**To do:**
All of the data should be output character for character, except the pictures.

[start Records for this task]

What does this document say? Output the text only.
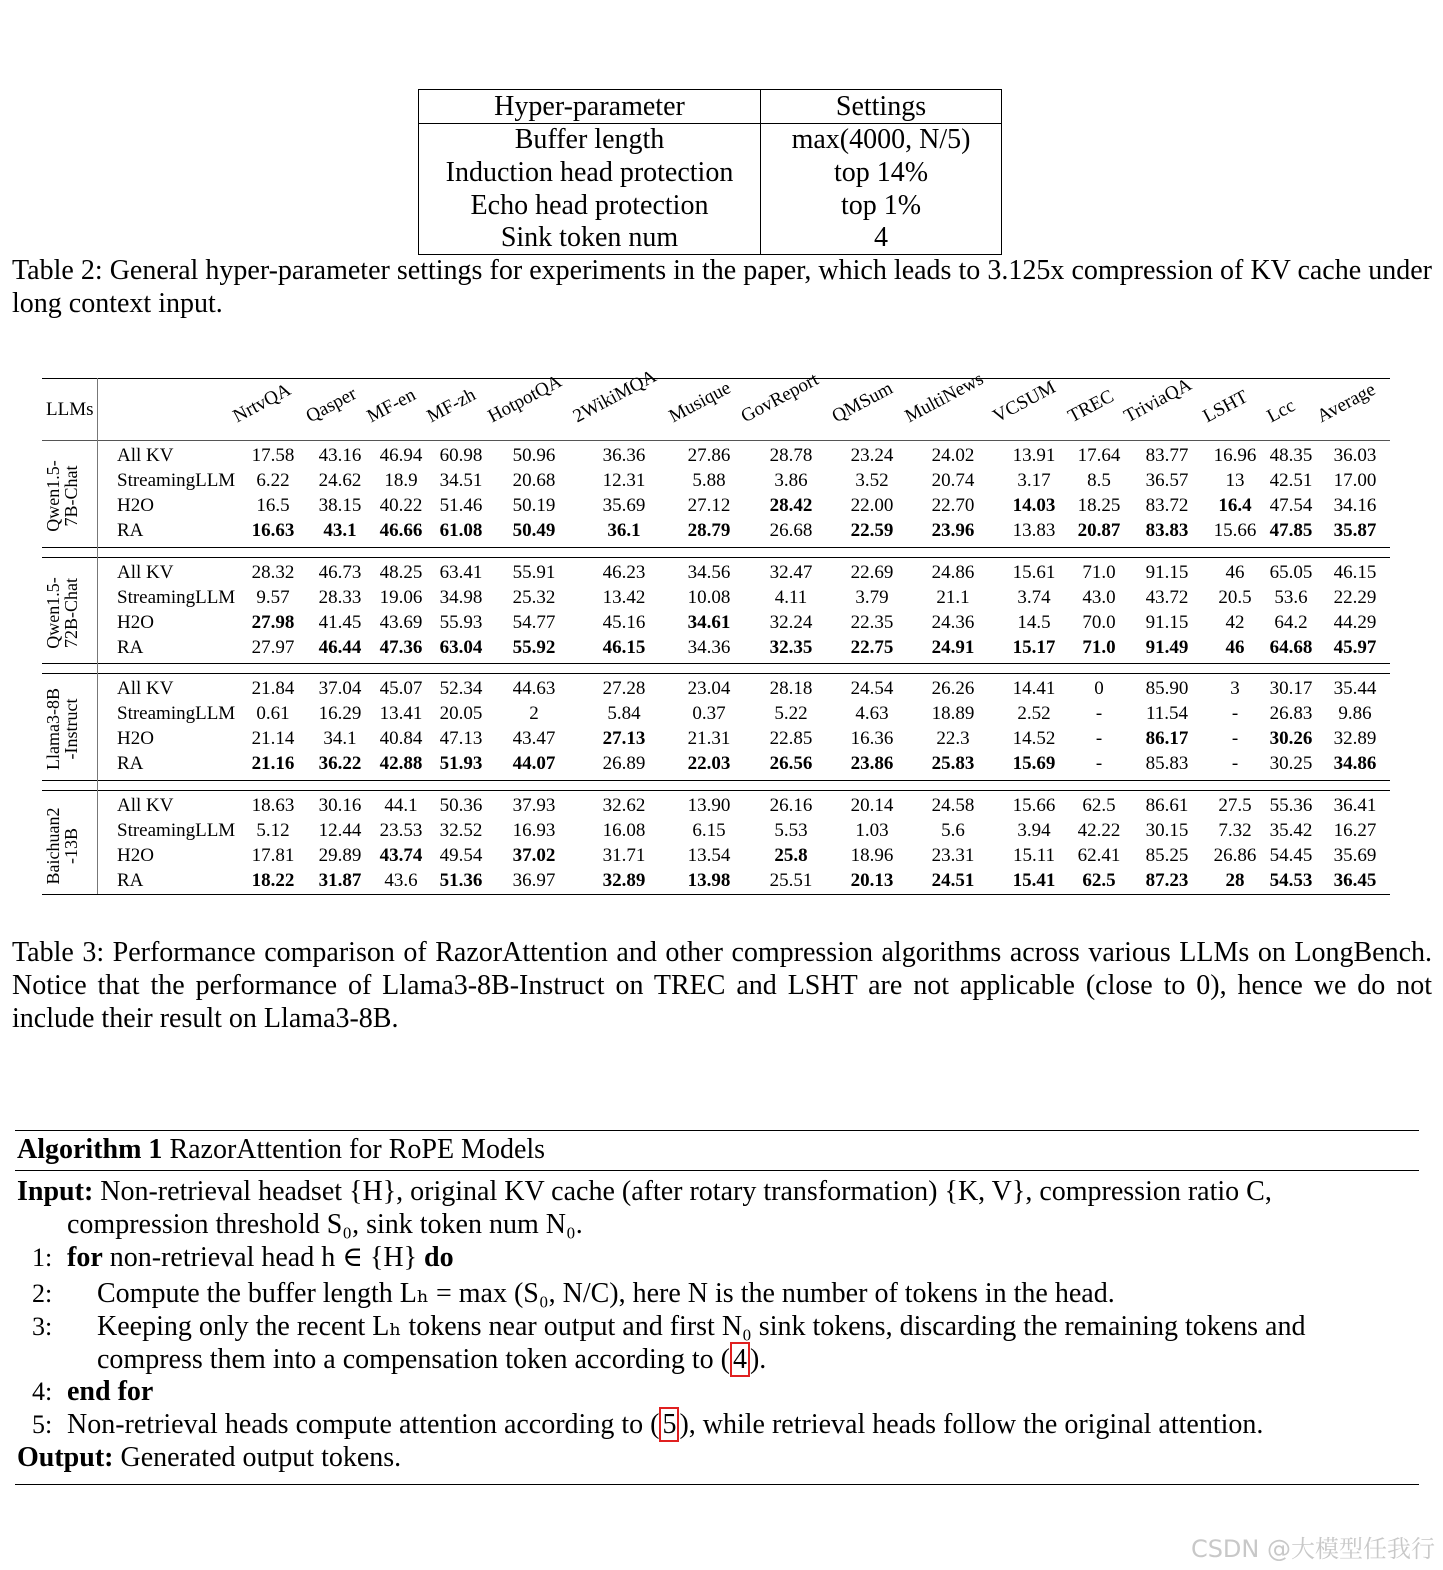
Hyper-parameter	Settings
Buffer length	max(4000, N/5)
Induction head protection	top 14%
Echo head protection	top 1%
Sink token num	4
Table 2: General hyper-parameter settings for experiments in the paper, which leads to 3.125x compression of KV cache under long context input.
LLMs	NrtvQA Qasper MF-en MF-zh HotpotQA 2WikiMQA Musique GovReport QMSum MultiNews VCSUM TREC TriviaQA LSHT Lcc Average
Qwen1.5-
7B-Chat
All KV	17.58	43.16 46.94 60.98	50.96	36.36	27.86	28.78	23.24	24.02	13.91	17.64	83.77	16.96 48.35	36.03
StreamingLLM	6.22	24.62	18.9	34.51	20.68	12.31	5.88	3.86	3.52	20.74	3.17	8.5	36.57	13	42.51	17.00
H2O	16.5	38.15 40.22 51.46	50.19	35.69	27.12	28.42	22.00	22.70	14.03	18.25	83.72	16.4 47.54	34.16
RA	16.63	43.1	46.66 61.08	50.49	36.1	28.79	26.68	22.59	23.96	13.83	20.87	83.83	15.66 47.85	35.87
Qwen1.5-
72B-Chat
All KV	28.32	46.73 48.25 63.41	55.91	46.23	34.56	32.47	22.69	24.86	15.61	71.0	91.15	46	65.05	46.15
StreamingLLM	9.57	28.33 19.06 34.98	25.32	13.42	10.08	4.11	3.79	21.1	3.74	43.0	43.72	20.5	53.6	22.29
H2O	27.98	41.45 43.69 55.93	54.77	45.16	34.61	32.24	22.35	24.36	14.5	70.0	91.15	42	64.2	44.29
RA	27.97	46.44 47.36 63.04	55.92	46.15	34.36	32.35	22.75	24.91	15.17	71.0	91.49	46	64.68	45.97
Llama3-8B
-Instruct
All KV	21.84	37.04 45.07 52.34	44.63	27.28	23.04	28.18	24.54	26.26	14.41	0	85.90	3	30.17	35.44
StreamingLLM	0.61	16.29 13.41 20.05	2	5.84	0.37	5.22	4.63	18.89	2.52	-	11.54	-	26.83	9.86
H2O	21.14	34.1	40.84 47.13	43.47	27.13	21.31	22.85	16.36	22.3	14.52	-	86.17	-	30.26	32.89
RA	21.16	36.22 42.88 51.93	44.07	26.89	22.03	26.56	23.86	25.83	15.69	-	85.83	-	30.25	34.86
Baichuan2
-13B
All KV	18.63	30.16	44.1	50.36	37.93	32.62	13.90	26.16	20.14	24.58	15.66	62.5	86.61	27.5 55.36	36.41
StreamingLLM	5.12	12.44 23.53 32.52	16.93	16.08	6.15	5.53	1.03	5.6	3.94	42.22	30.15	7.32 35.42	16.27
H2O	17.81	29.89 43.74 49.54	37.02	31.71	13.54	25.8	18.96	23.31	15.11	62.41	85.25	26.86 54.45	35.69
RA	18.22	31.87	43.6	51.36	36.97	32.89	13.98	25.51	20.13	24.51	15.41	62.5	87.23	28	54.53	36.45
Table 3: Performance comparison of RazorAttention and other compression algorithms across various LLMs on LongBench. Notice that the performance of Llama3-8B-Instruct on TREC and LSHT are not applicable (close to 0), hence we do not include their result on Llama3-8B.
Algorithm 1 RazorAttention for RoPE Models
Input: Non-retrieval headset {H}, original KV cache (after rotary transformation) {K, V}, compression ratio C,
compression threshold S₀, sink token num N₀.
1: for non-retrieval head h ∈ {H} do
2: Compute the buffer length Lₕ = max (S₀, N/C), here N is the number of tokens in the head.
3: Keeping only the recent Lₕ tokens near output and first N₀ sink tokens, discarding the remaining tokens and
compress them into a compensation token according to ( 4 ).
4: end for
5: Non-retrieval heads compute attention according to ( 5 ), while retrieval heads follow the original attention.
Output: Generated output tokens.
CSDN @大模型任我行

[end Records for this task]

**Exercise response:**
What does this document say? Output the text only.
Hyper-parameter	Settings
Buffer length	max(4000, N/5)
Induction head protection	top 14%
Echo head protection	top 1%
Sink token num	4
Table 2: General hyper-parameter settings for experiments in the paper, which leads to 3.125x compression of KV cache under long context input.
LLMs	NrtvQA Qasper MF-en MF-zh HotpotQA 2WikiMQA Musique GovReport QMSum MultiNews VCSUM TREC TriviaQA LSHT Lcc Average
Qwen1.5-
7B-Chat
All KV	17.58	43.16 46.94 60.98	50.96	36.36	27.86	28.78	23.24	24.02	13.91	17.64	83.77	16.96 48.35	36.03
StreamingLLM	6.22	24.62	18.9	34.51	20.68	12.31	5.88	3.86	3.52	20.74	3.17	8.5	36.57	13	42.51	17.00
H2O	16.5	38.15 40.22 51.46	50.19	35.69	27.12	28.42	22.00	22.70	14.03	18.25	83.72	16.4 47.54	34.16
RA	16.63	43.1	46.66 61.08	50.49	36.1	28.79	26.68	22.59	23.96	13.83	20.87	83.83	15.66 47.85	35.87
Qwen1.5-
72B-Chat
All KV	28.32	46.73 48.25 63.41	55.91	46.23	34.56	32.47	22.69	24.86	15.61	71.0	91.15	46	65.05	46.15
StreamingLLM	9.57	28.33 19.06 34.98	25.32	13.42	10.08	4.11	3.79	21.1	3.74	43.0	43.72	20.5	53.6	22.29
H2O	27.98	41.45 43.69 55.93	54.77	45.16	34.61	32.24	22.35	24.36	14.5	70.0	91.15	42	64.2	44.29
RA	27.97	46.44 47.36 63.04	55.92	46.15	34.36	32.35	22.75	24.91	15.17	71.0	91.49	46	64.68	45.97
Llama3-8B
-Instruct
All KV	21.84	37.04 45.07 52.34	44.63	27.28	23.04	28.18	24.54	26.26	14.41	0	85.90	3	30.17	35.44
StreamingLLM	0.61	16.29 13.41 20.05	2	5.84	0.37	5.22	4.63	18.89	2.52	-	11.54	-	26.83	9.86
H2O	21.14	34.1	40.84 47.13	43.47	27.13	21.31	22.85	16.36	22.3	14.52	-	86.17	-	30.26	32.89
RA	21.16	36.22 42.88 51.93	44.07	26.89	22.03	26.56	23.86	25.83	15.69	-	85.83	-	30.25	34.86
Baichuan2
-13B
All KV	18.63	30.16	44.1	50.36	37.93	32.62	13.90	26.16	20.14	24.58	15.66	62.5	86.61	27.5 55.36	36.41
StreamingLLM	5.12	12.44 23.53 32.52	16.93	16.08	6.15	5.53	1.03	5.6	3.94	42.22	30.15	7.32 35.42	16.27
H2O	17.81	29.89 43.74 49.54	37.02	31.71	13.54	25.8	18.96	23.31	15.11	62.41	85.25	26.86 54.45	35.69
RA	18.22	31.87	43.6	51.36	36.97	32.89	13.98	25.51	20.13	24.51	15.41	62.5	87.23	28	54.53	36.45
Table 3: Performance comparison of RazorAttention and other compression algorithms across various LLMs on LongBench. Notice that the performance of Llama3-8B-Instruct on TREC and LSHT are not applicable (close to 0), hence we do not include their result on Llama3-8B.
Algorithm 1 RazorAttention for RoPE Models
Input: Non-retrieval headset {H}, original KV cache (after rotary transformation) {K, V}, compression ratio C,
compression threshold S₀, sink token num N₀.
1: for non-retrieval head h ∈ {H} do
2: Compute the buffer length Lₕ = max (S₀, N/C), here N is the number of tokens in the head.
3: Keeping only the recent Lₕ tokens near output and first N₀ sink tokens, discarding the remaining tokens and
compress them into a compensation token according to ( 4 ).
4: end for
5: Non-retrieval heads compute attention according to ( 5 ), while retrieval heads follow the original attention.
Output: Generated output tokens.
CSDN @大模型任我行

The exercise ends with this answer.